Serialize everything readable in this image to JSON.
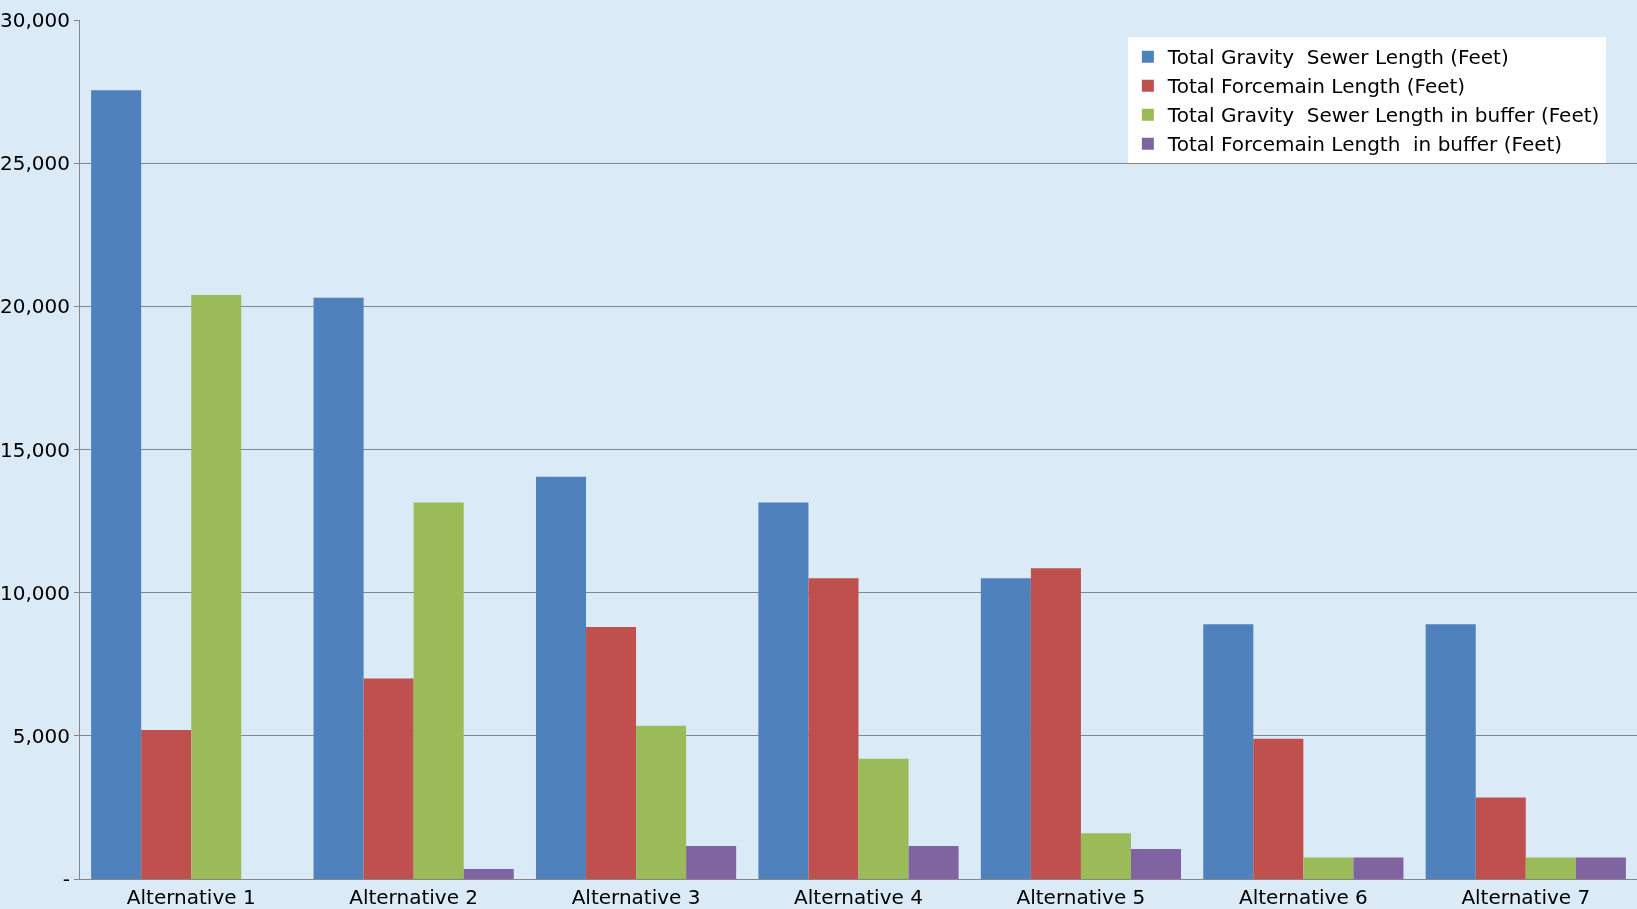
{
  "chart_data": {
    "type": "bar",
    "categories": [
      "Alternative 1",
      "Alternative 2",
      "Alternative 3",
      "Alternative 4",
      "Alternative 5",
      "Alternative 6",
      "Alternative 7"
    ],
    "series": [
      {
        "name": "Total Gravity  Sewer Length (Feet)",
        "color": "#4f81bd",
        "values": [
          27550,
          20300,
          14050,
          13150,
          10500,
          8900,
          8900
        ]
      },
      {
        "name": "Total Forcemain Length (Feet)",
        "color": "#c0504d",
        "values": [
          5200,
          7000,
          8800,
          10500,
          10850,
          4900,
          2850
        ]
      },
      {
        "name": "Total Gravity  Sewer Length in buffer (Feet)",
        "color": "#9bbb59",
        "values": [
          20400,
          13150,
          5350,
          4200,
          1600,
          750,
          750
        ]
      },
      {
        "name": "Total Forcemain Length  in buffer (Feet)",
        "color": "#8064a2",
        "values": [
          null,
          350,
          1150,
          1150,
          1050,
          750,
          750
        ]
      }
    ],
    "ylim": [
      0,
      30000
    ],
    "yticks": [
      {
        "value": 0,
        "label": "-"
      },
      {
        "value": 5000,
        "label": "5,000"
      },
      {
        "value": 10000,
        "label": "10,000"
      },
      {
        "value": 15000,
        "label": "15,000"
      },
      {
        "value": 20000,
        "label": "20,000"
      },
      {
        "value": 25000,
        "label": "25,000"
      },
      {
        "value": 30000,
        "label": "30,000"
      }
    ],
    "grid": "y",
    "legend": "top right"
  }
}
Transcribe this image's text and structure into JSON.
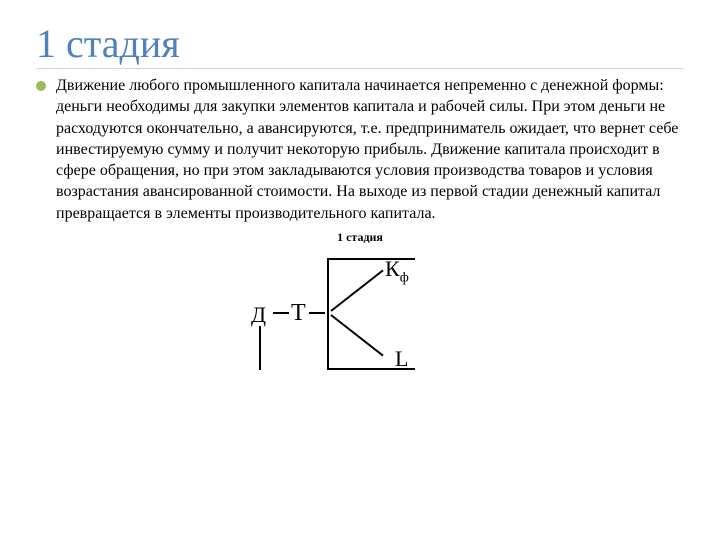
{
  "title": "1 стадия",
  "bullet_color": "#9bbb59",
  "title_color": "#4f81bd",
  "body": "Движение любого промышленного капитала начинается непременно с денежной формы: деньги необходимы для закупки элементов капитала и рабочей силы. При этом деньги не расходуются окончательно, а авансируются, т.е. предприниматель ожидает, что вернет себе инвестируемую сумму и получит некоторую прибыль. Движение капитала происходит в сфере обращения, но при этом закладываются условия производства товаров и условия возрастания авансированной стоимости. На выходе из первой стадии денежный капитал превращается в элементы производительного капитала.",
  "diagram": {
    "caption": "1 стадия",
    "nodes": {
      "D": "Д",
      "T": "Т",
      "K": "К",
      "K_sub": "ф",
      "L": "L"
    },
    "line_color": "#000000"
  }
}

##########

GIVEN EXERCISE: Copy every line above that includes the string "name".

SOLUTION TO THE EXERCISE:
        "name": "Total Gravity  Sewer Length (Feet)",
        "name": "Total Forcemain Length (Feet)",
        "name": "Total Gravity  Sewer Length in buffer (Feet)",
        "name": "Total Forcemain Length  in buffer (Feet)",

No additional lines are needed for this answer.